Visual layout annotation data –
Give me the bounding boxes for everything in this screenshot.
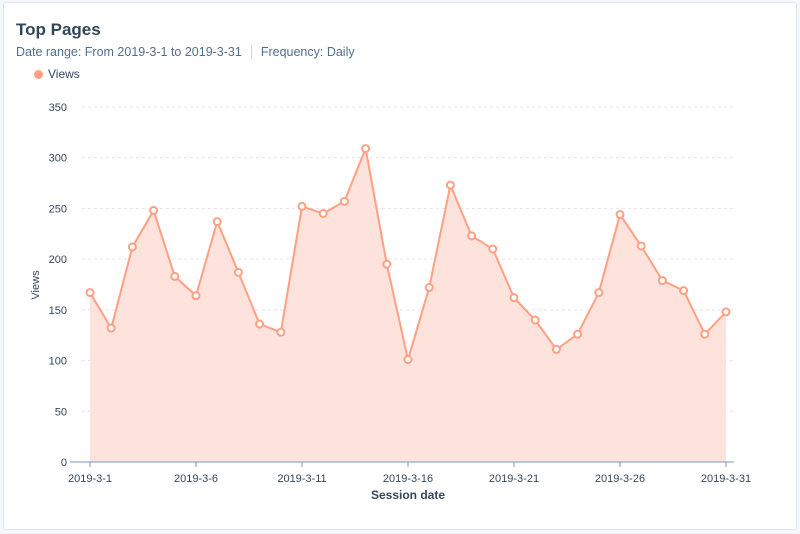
data-point[interactable] [594,288,604,298]
data-point[interactable] [212,217,222,227]
data-point[interactable] [403,355,413,365]
data-point[interactable] [297,201,307,211]
data-point[interactable] [445,180,455,190]
data-point[interactable] [255,319,265,329]
data-point[interactable] [509,293,519,303]
x-tick-label: 2019-3-31 [701,473,751,485]
y-tick-label: 100 [49,356,67,368]
x-tick-label: 2019-3-6 [174,473,218,485]
x-tick-label: 2019-3-11 [277,473,326,485]
data-point[interactable] [657,275,667,285]
x-tick-label: 2019-3-26 [595,473,645,485]
x-tick-label: 2019-3-21 [489,473,539,485]
data-point[interactable] [551,344,561,354]
x-axis-label: Session date [371,488,445,502]
data-point[interactable] [488,244,498,254]
y-tick-label: 250 [49,203,67,215]
data-point[interactable] [233,267,243,277]
data-point[interactable] [318,209,328,218]
data-point[interactable] [382,259,392,269]
x-tick-label: 2019-3-16 [383,473,433,485]
legend-label: Views [48,67,80,81]
data-point[interactable] [276,327,286,337]
y-tick-label: 150 [49,305,67,317]
data-point[interactable] [127,242,137,252]
data-point[interactable] [679,286,689,296]
frequency: Frequency: Daily [260,45,355,59]
data-point[interactable] [191,291,201,301]
data-point[interactable] [467,231,477,241]
chart-subtitle: Date range: From 2019-3-1 to 2019-3-31 F… [16,45,355,59]
y-tick-label: 300 [49,153,67,165]
data-point[interactable] [361,144,371,154]
legend-item-views[interactable]: Views [34,67,80,81]
data-point[interactable] [721,307,731,317]
data-point[interactable] [149,205,159,215]
data-point[interactable] [106,323,116,333]
data-point[interactable] [636,241,646,251]
y-tick-label: 200 [49,254,67,266]
data-point[interactable] [339,196,349,206]
data-point[interactable] [85,288,95,298]
legend-dot-icon [34,69,43,79]
date-range: Date range: From 2019-3-1 to 2019-3-31 [16,45,242,59]
data-point[interactable] [530,315,540,325]
y-tick-label: 350 [49,102,67,114]
y-tick-label: 0 [61,457,67,469]
data-point[interactable] [424,283,434,293]
x-tick-label: 2019-3-1 [68,473,112,485]
y-tick-label: 50 [55,406,67,418]
y-axis-label: Views [30,270,42,300]
chart-title: Top Pages [16,20,101,39]
data-point[interactable] [700,329,710,339]
data-point[interactable] [170,271,180,281]
divider [250,45,252,59]
data-point[interactable] [573,329,583,339]
area-fill [90,148,726,463]
data-point[interactable] [615,210,625,220]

Written task – Reproduce the rows above verbatim, starting with the line that contains "data-point[interactable] [594,288,604,298]" and ending with the line that contains "y-tick-label: 150 [49,305,67,317]", both of those lines included.

Solution –
data-point[interactable] [594,288,604,298]
data-point[interactable] [212,217,222,227]
data-point[interactable] [403,355,413,365]
data-point[interactable] [297,201,307,211]
data-point[interactable] [445,180,455,190]
data-point[interactable] [255,319,265,329]
data-point[interactable] [509,293,519,303]
x-tick-label: 2019-3-31 [701,473,751,485]
y-tick-label: 100 [49,356,67,368]
x-tick-label: 2019-3-6 [174,473,218,485]
x-tick-label: 2019-3-11 [277,473,326,485]
data-point[interactable] [657,275,667,285]
x-tick-label: 2019-3-26 [595,473,645,485]
x-tick-label: 2019-3-21 [489,473,539,485]
data-point[interactable] [551,344,561,354]
x-axis-label: Session date [371,488,445,502]
data-point[interactable] [488,244,498,254]
y-tick-label: 250 [49,203,67,215]
data-point[interactable] [233,267,243,277]
data-point[interactable] [318,209,328,218]
data-point[interactable] [382,259,392,269]
x-tick-label: 2019-3-16 [383,473,433,485]
legend-label: Views [48,67,80,81]
data-point[interactable] [276,327,286,337]
y-tick-label: 150 [49,305,67,317]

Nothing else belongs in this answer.